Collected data

--- begin ---

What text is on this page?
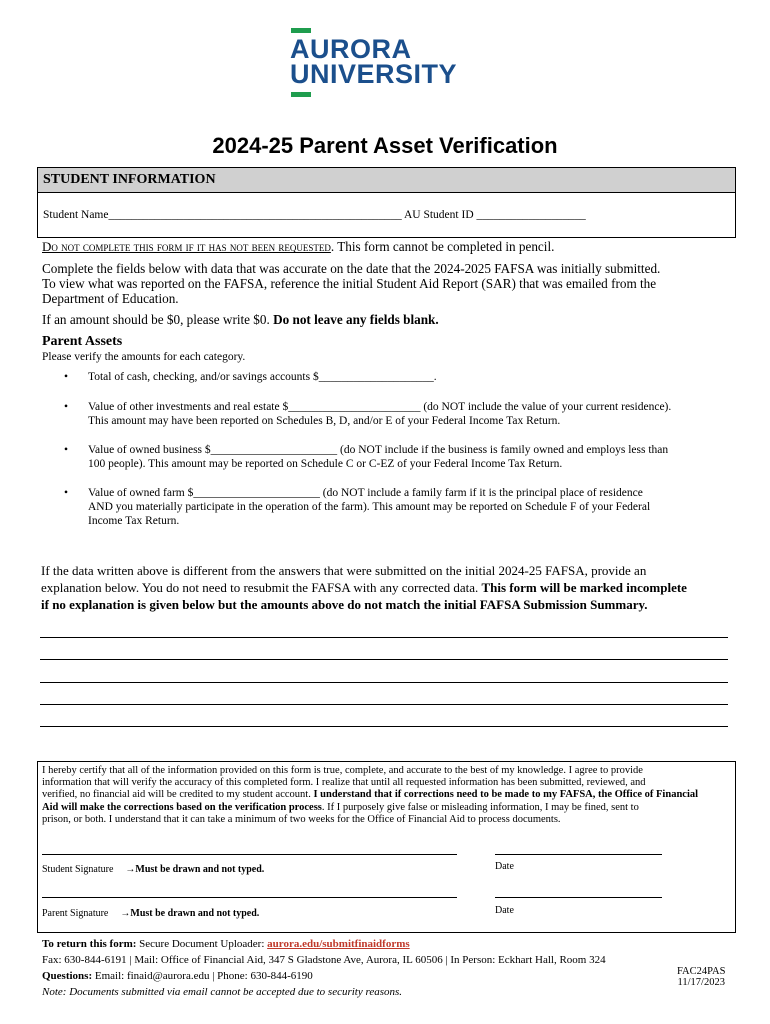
AURORA
UNIVERSITY
2024-25 Parent Asset Verification
STUDENT INFORMATION
Student Name___________________________________________________ AU Student ID ___________________
Do not complete this form if it has not been requested. This form cannot be completed in pencil.
Complete the fields below with data that was accurate on the date that the 2024-2025 FAFSA was initially submitted.
To view what was reported on the FAFSA, reference the initial Student Aid Report (SAR) that was emailed from the
Department of Education.
If an amount should be $0, please write $0. Do not leave any fields blank.
Parent Assets
Please verify the amounts for each category.
• Total of cash, checking, and/or savings accounts $____________________.
• Value of other investments and real estate $_______________________ (do NOT include the value of your current residence).
This amount may have been reported on Schedules B, D, and/or E of your Federal Income Tax Return.
• Value of owned business $______________________ (do NOT include if the business is family owned and employs less than
100 people). This amount may be reported on Schedule C or C-EZ of your Federal Income Tax Return.
• Value of owned farm $______________________ (do NOT include a family farm if it is the principal place of residence
AND you materially participate in the operation of the farm). This amount may be reported on Schedule F of your Federal
Income Tax Return.
If the data written above is different from the answers that were submitted on the initial 2024-25 FAFSA, provide an
explanation below. You do not need to resubmit the FAFSA with any corrected data. This form will be marked incomplete
if no explanation is given below but the amounts above do not match the initial FAFSA Submission Summary.
I hereby certify that all of the information provided on this form is true, complete, and accurate to the best of my knowledge. I agree to provide
information that will verify the accuracy of this completed form. I realize that until all requested information has been submitted, reviewed, and
verified, no financial aid will be credited to my student account. I understand that if corrections need to be made to my FAFSA, the Office of Financial
Aid will make the corrections based on the verification process. If I purposely give false or misleading information, I may be fined, sent to
prison, or both. I understand that it can take a minimum of two weeks for the Office of Financial Aid to process documents.
Student Signature →Must be drawn and not typed.	Date
Parent Signature →Must be drawn and not typed.	Date
To return this form: Secure Document Uploader: aurora.edu/submitfinaidforms
Fax: 630-844-6191 | Mail: Office of Financial Aid, 347 S Gladstone Ave, Aurora, IL 60506 | In Person: Eckhart Hall, Room 324
Questions: Email: finaid@aurora.edu | Phone: 630-844-6190
Note: Documents submitted via email cannot be accepted due to security reasons.
FAC24PAS
11/17/2023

--- end ---

SET TASK ->
Copy every line above in which the string "process" shows up.

ANSWER TO THIS TASK ->
Aid will make the corrections based on the verification process. If I purposely give false or misleading information, I may be fined, sent to
prison, or both. I understand that it can take a minimum of two weeks for the Office of Financial Aid to process documents.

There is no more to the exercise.